* WHAT THIS TASK INVOLVES: Word for word, set down the records and skip each picture.
______
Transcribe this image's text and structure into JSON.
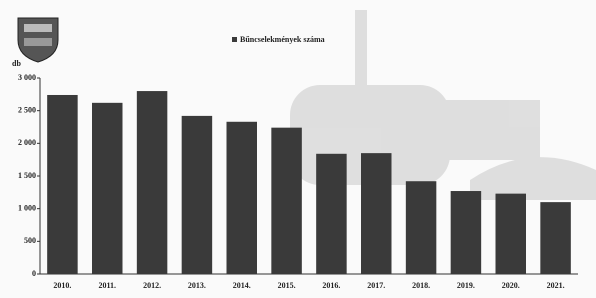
{
  "chart_data": {
    "type": "bar",
    "y_label": "db",
    "legend": "Bűncselekmények száma",
    "categories": [
      "2010.",
      "2011.",
      "2012.",
      "2013.",
      "2014.",
      "2015.",
      "2016.",
      "2017.",
      "2018.",
      "2019.",
      "2020.",
      "2021."
    ],
    "values": [
      2740,
      2620,
      2800,
      2420,
      2330,
      2240,
      1840,
      1850,
      1420,
      1270,
      1230,
      1100
    ],
    "color": "#3a3a3a",
    "ylim": [
      0,
      3000
    ],
    "yticks": [
      0,
      500,
      {
        "value": 1000,
        "label": "1 000"
      },
      {
        "value": 1500,
        "label": "1 500"
      },
      {
        "value": 2000,
        "label": "2 000"
      },
      {
        "value": 2500,
        "label": "2 500"
      },
      {
        "value": 3000,
        "label": "3 000"
      }
    ]
  }
}
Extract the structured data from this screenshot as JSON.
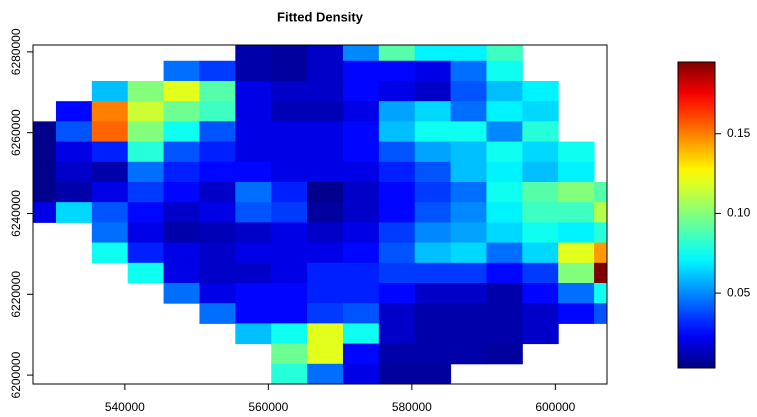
{
  "chart_data": {
    "type": "heatmap",
    "title": "Fitted Density",
    "x": [
      527900,
      532900,
      537900,
      542900,
      547900,
      552900,
      557900,
      562900,
      567900,
      572900,
      577900,
      582900,
      587900,
      592900,
      597900,
      602900,
      607900
    ],
    "y": [
      6280300,
      6275300,
      6270300,
      6265300,
      6260300,
      6255300,
      6250300,
      6245300,
      6240300,
      6235300,
      6230300,
      6225300,
      6220300,
      6215300,
      6210300,
      6205300,
      6200300
    ],
    "z": [
      [
        null,
        null,
        null,
        null,
        null,
        null,
        0.01,
        0.008,
        0.015,
        0.05,
        0.09,
        0.07,
        0.07,
        0.085,
        null,
        null,
        null
      ],
      [
        null,
        null,
        null,
        null,
        0.045,
        0.035,
        0.01,
        0.008,
        0.015,
        0.025,
        0.025,
        0.02,
        0.045,
        0.075,
        null,
        null,
        null
      ],
      [
        null,
        null,
        0.06,
        0.1,
        0.12,
        0.09,
        0.02,
        0.015,
        0.015,
        0.025,
        0.02,
        0.015,
        0.04,
        0.06,
        0.07,
        null,
        null
      ],
      [
        null,
        0.025,
        0.15,
        0.115,
        0.095,
        0.085,
        0.02,
        0.012,
        0.012,
        0.02,
        0.055,
        0.065,
        0.045,
        0.07,
        0.065,
        null,
        null
      ],
      [
        0.005,
        0.04,
        0.155,
        0.1,
        0.075,
        0.04,
        0.02,
        0.02,
        0.02,
        0.025,
        0.06,
        0.075,
        0.075,
        0.05,
        0.08,
        null,
        null
      ],
      [
        0.005,
        0.02,
        0.03,
        0.08,
        0.04,
        0.03,
        0.02,
        0.02,
        0.02,
        0.025,
        0.04,
        0.055,
        0.06,
        0.075,
        0.065,
        0.075,
        null
      ],
      [
        0.005,
        0.015,
        0.01,
        0.045,
        0.03,
        0.025,
        0.025,
        0.02,
        0.02,
        0.02,
        0.03,
        0.04,
        0.06,
        0.07,
        0.06,
        0.07,
        null
      ],
      [
        0.005,
        0.01,
        0.02,
        0.035,
        0.025,
        0.015,
        0.045,
        0.03,
        0.005,
        0.015,
        0.025,
        0.035,
        0.045,
        0.075,
        0.09,
        0.1,
        0.09
      ],
      [
        0.02,
        0.065,
        0.04,
        0.025,
        0.015,
        0.02,
        0.04,
        0.035,
        0.008,
        0.015,
        0.025,
        0.04,
        0.05,
        0.07,
        0.085,
        0.085,
        0.11
      ],
      [
        null,
        null,
        0.045,
        0.02,
        0.01,
        0.012,
        0.015,
        0.02,
        0.015,
        0.02,
        0.035,
        0.05,
        0.055,
        0.065,
        0.075,
        0.07,
        0.08
      ],
      [
        null,
        null,
        0.075,
        0.03,
        0.02,
        0.015,
        0.02,
        0.02,
        0.02,
        0.025,
        0.04,
        0.06,
        0.065,
        0.045,
        0.065,
        0.12,
        0.145
      ],
      [
        null,
        null,
        null,
        0.075,
        0.02,
        0.015,
        0.015,
        0.02,
        0.03,
        0.03,
        0.035,
        0.035,
        0.035,
        0.025,
        0.035,
        0.1,
        0.195
      ],
      [
        null,
        null,
        null,
        null,
        0.045,
        0.02,
        0.025,
        0.025,
        0.03,
        0.03,
        0.025,
        0.015,
        0.015,
        0.01,
        0.025,
        0.045,
        0.075
      ],
      [
        null,
        null,
        null,
        null,
        null,
        0.045,
        0.025,
        0.025,
        0.035,
        0.04,
        0.015,
        0.01,
        0.01,
        0.01,
        0.015,
        0.025,
        0.04
      ],
      [
        null,
        null,
        null,
        null,
        null,
        null,
        0.06,
        0.075,
        0.12,
        0.075,
        0.015,
        0.01,
        0.01,
        0.01,
        0.015,
        null,
        null
      ],
      [
        null,
        null,
        null,
        null,
        null,
        null,
        null,
        0.095,
        0.12,
        0.025,
        0.01,
        0.01,
        0.01,
        0.008,
        null,
        null,
        null
      ],
      [
        null,
        null,
        null,
        null,
        null,
        null,
        null,
        0.08,
        0.045,
        0.02,
        0.008,
        0.008,
        null,
        null,
        null,
        null,
        null
      ]
    ],
    "xlim": [
      527200,
      607200
    ],
    "ylim": [
      6197800,
      6281700
    ],
    "xticks": [
      540000,
      560000,
      580000,
      600000
    ],
    "yticks": [
      6200000,
      6220000,
      6240000,
      6260000,
      6280000
    ],
    "zlim": [
      0.003,
      0.195
    ],
    "zticks": [
      0.05,
      {
        "value": 0.1,
        "label": "0.10"
      },
      0.15
    ],
    "colormap": "jet"
  }
}
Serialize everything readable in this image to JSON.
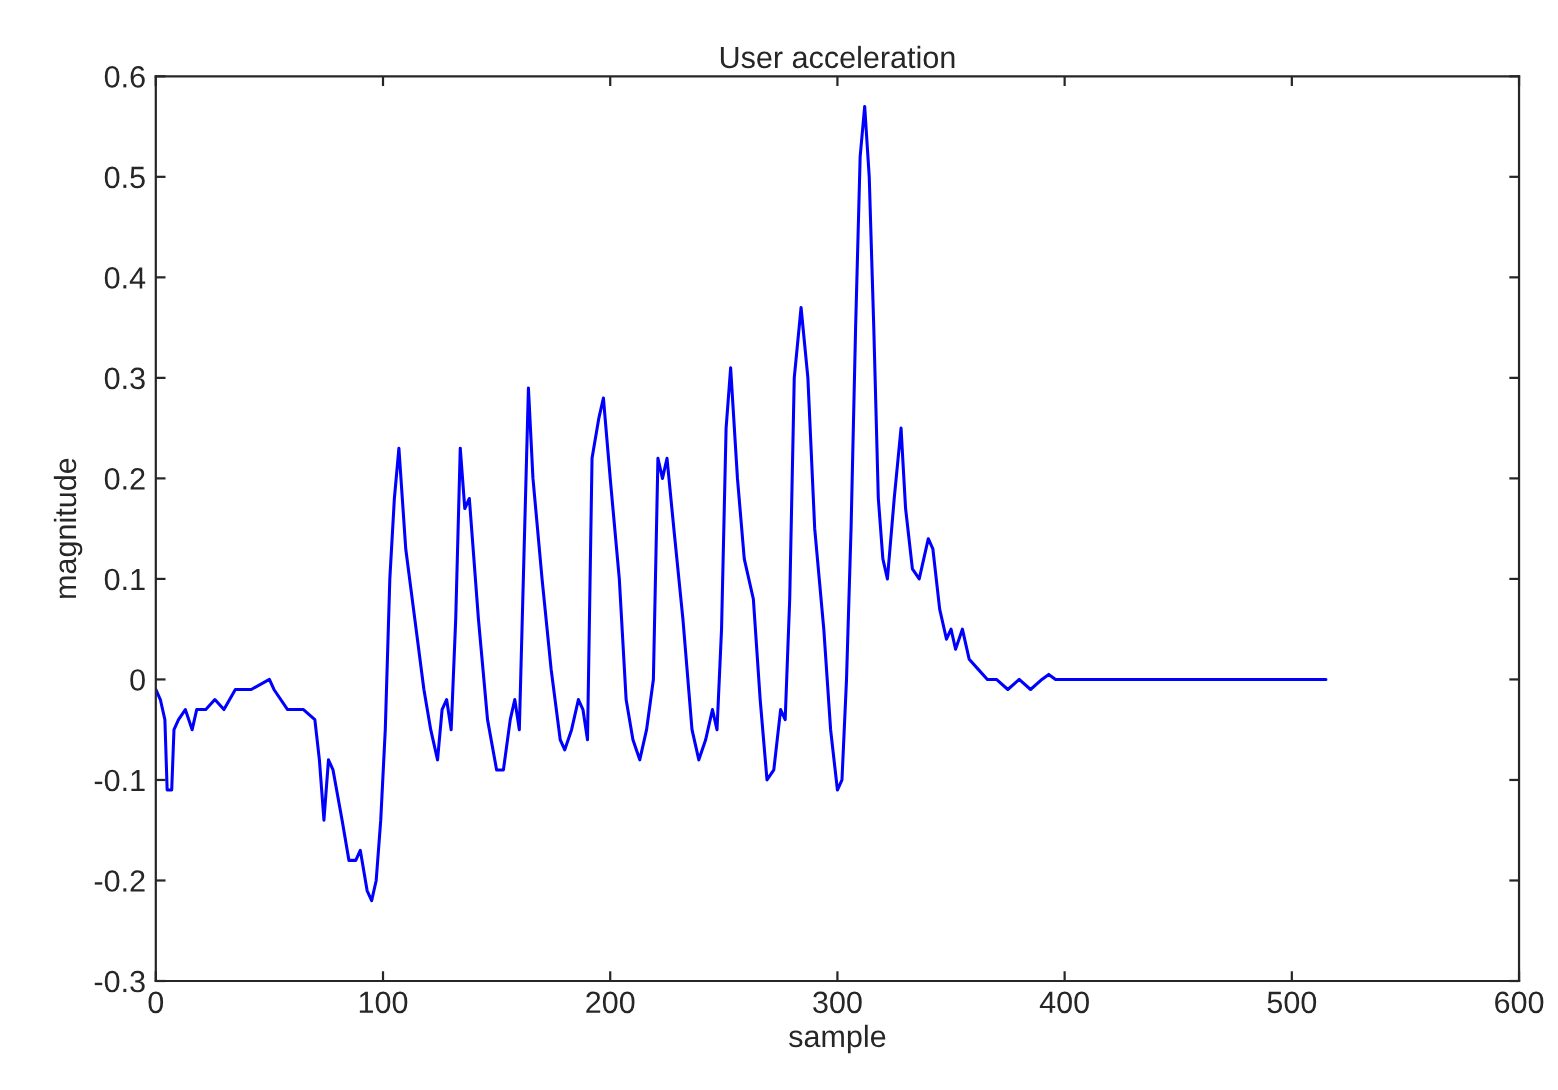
______
* OUTPUT BELOW:
Transcribe this image's text and structure into JSON.
{
  "chart_data": {
    "type": "bar",
    "y_label": "db",
    "legend": "Bűncselekmények száma",
    "categories": [
      "2010.",
      "2011.",
      "2012.",
      "2013.",
      "2014.",
      "2015.",
      "2016.",
      "2017.",
      "2018.",
      "2019.",
      "2020.",
      "2021."
    ],
    "values": [
      2740,
      2620,
      2800,
      2420,
      2330,
      2240,
      1840,
      1850,
      1420,
      1270,
      1230,
      1100
    ],
    "color": "#3a3a3a",
    "ylim": [
      0,
      3000
    ],
    "yticks": [
      0,
      500,
      {
        "value": 1000,
        "label": "1 000"
      },
      {
        "value": 1500,
        "label": "1 500"
      },
      {
        "value": 2000,
        "label": "2 000"
      },
      {
        "value": 2500,
        "label": "2 500"
      },
      {
        "value": 3000,
        "label": "3 000"
      }
    ]
  }
}
Extract the structured data from this screenshot as JSON.
{
  "chart_data": {
    "type": "heatmap",
    "title": "Fitted Density",
    "x": [
      527900,
      532900,
      537900,
      542900,
      547900,
      552900,
      557900,
      562900,
      567900,
      572900,
      577900,
      582900,
      587900,
      592900,
      597900,
      602900,
      607900
    ],
    "y": [
      6280300,
      6275300,
      6270300,
      6265300,
      6260300,
      6255300,
      6250300,
      6245300,
      6240300,
      6235300,
      6230300,
      6225300,
      6220300,
      6215300,
      6210300,
      6205300,
      6200300
    ],
    "z": [
      [
        null,
        null,
        null,
        null,
        null,
        null,
        0.01,
        0.008,
        0.015,
        0.05,
        0.09,
        0.07,
        0.07,
        0.085,
        null,
        null,
        null
      ],
      [
        null,
        null,
        null,
        null,
        0.045,
        0.035,
        0.01,
        0.008,
        0.015,
        0.025,
        0.025,
        0.02,
        0.045,
        0.075,
        null,
        null,
        null
      ],
      [
        null,
        null,
        0.06,
        0.1,
        0.12,
        0.09,
        0.02,
        0.015,
        0.015,
        0.025,
        0.02,
        0.015,
        0.04,
        0.06,
        0.07,
        null,
        null
      ],
      [
        null,
        0.025,
        0.15,
        0.115,
        0.095,
        0.085,
        0.02,
        0.012,
        0.012,
        0.02,
        0.055,
        0.065,
        0.045,
        0.07,
        0.065,
        null,
        null
      ],
      [
        0.005,
        0.04,
        0.155,
        0.1,
        0.075,
        0.04,
        0.02,
        0.02,
        0.02,
        0.025,
        0.06,
        0.075,
        0.075,
        0.05,
        0.08,
        null,
        null
      ],
      [
        0.005,
        0.02,
        0.03,
        0.08,
        0.04,
        0.03,
        0.02,
        0.02,
        0.02,
        0.025,
        0.04,
        0.055,
        0.06,
        0.075,
        0.065,
        0.075,
        null
      ],
      [
        0.005,
        0.015,
        0.01,
        0.045,
        0.03,
        0.025,
        0.025,
        0.02,
        0.02,
        0.02,
        0.03,
        0.04,
        0.06,
        0.07,
        0.06,
        0.07,
        null
      ],
      [
        0.005,
        0.01,
        0.02,
        0.035,
        0.025,
        0.015,
        0.045,
        0.03,
        0.005,
        0.015,
        0.025,
        0.035,
        0.045,
        0.075,
        0.09,
        0.1,
        0.09
      ],
      [
        0.02,
        0.065,
        0.04,
        0.025,
        0.015,
        0.02,
        0.04,
        0.035,
        0.008,
        0.015,
        0.025,
        0.04,
        0.05,
        0.07,
        0.085,
        0.085,
        0.11
      ],
      [
        null,
        null,
        0.045,
        0.02,
        0.01,
        0.012,
        0.015,
        0.02,
        0.015,
        0.02,
        0.035,
        0.05,
        0.055,
        0.065,
        0.075,
        0.07,
        0.08
      ],
      [
        null,
        null,
        0.075,
        0.03,
        0.02,
        0.015,
        0.02,
        0.02,
        0.02,
        0.025,
        0.04,
        0.06,
        0.065,
        0.045,
        0.065,
        0.12,
        0.145
      ],
      [
        null,
        null,
        null,
        0.075,
        0.02,
        0.015,
        0.015,
        0.02,
        0.03,
        0.03,
        0.035,
        0.035,
        0.035,
        0.025,
        0.035,
        0.1,
        0.195
      ],
      [
        null,
        null,
        null,
        null,
        0.045,
        0.02,
        0.025,
        0.025,
        0.03,
        0.03,
        0.025,
        0.015,
        0.015,
        0.01,
        0.025,
        0.045,
        0.075
      ],
      [
        null,
        null,
        null,
        null,
        null,
        0.045,
        0.025,
        0.025,
        0.035,
        0.04,
        0.015,
        0.01,
        0.01,
        0.01,
        0.015,
        0.025,
        0.04
      ],
      [
        null,
        null,
        null,
        null,
        null,
        null,
        0.06,
        0.075,
        0.12,
        0.075,
        0.015,
        0.01,
        0.01,
        0.01,
        0.015,
        null,
        null
      ],
      [
        null,
        null,
        null,
        null,
        null,
        null,
        null,
        0.095,
        0.12,
        0.025,
        0.01,
        0.01,
        0.01,
        0.008,
        null,
        null,
        null
      ],
      [
        null,
        null,
        null,
        null,
        null,
        null,
        null,
        0.08,
        0.045,
        0.02,
        0.008,
        0.008,
        null,
        null,
        null,
        null,
        null
      ]
    ],
    "xlim": [
      527200,
      607200
    ],
    "ylim": [
      6197800,
      6281700
    ],
    "xticks": [
      540000,
      560000,
      580000,
      600000
    ],
    "yticks": [
      6200000,
      6220000,
      6240000,
      6260000,
      6280000
    ],
    "zlim": [
      0.003,
      0.195
    ],
    "zticks": [
      0.05,
      {
        "value": 0.1,
        "label": "0.10"
      },
      0.15
    ],
    "colormap": "jet"
  }
}
Serialize everything readable in this image to JSON.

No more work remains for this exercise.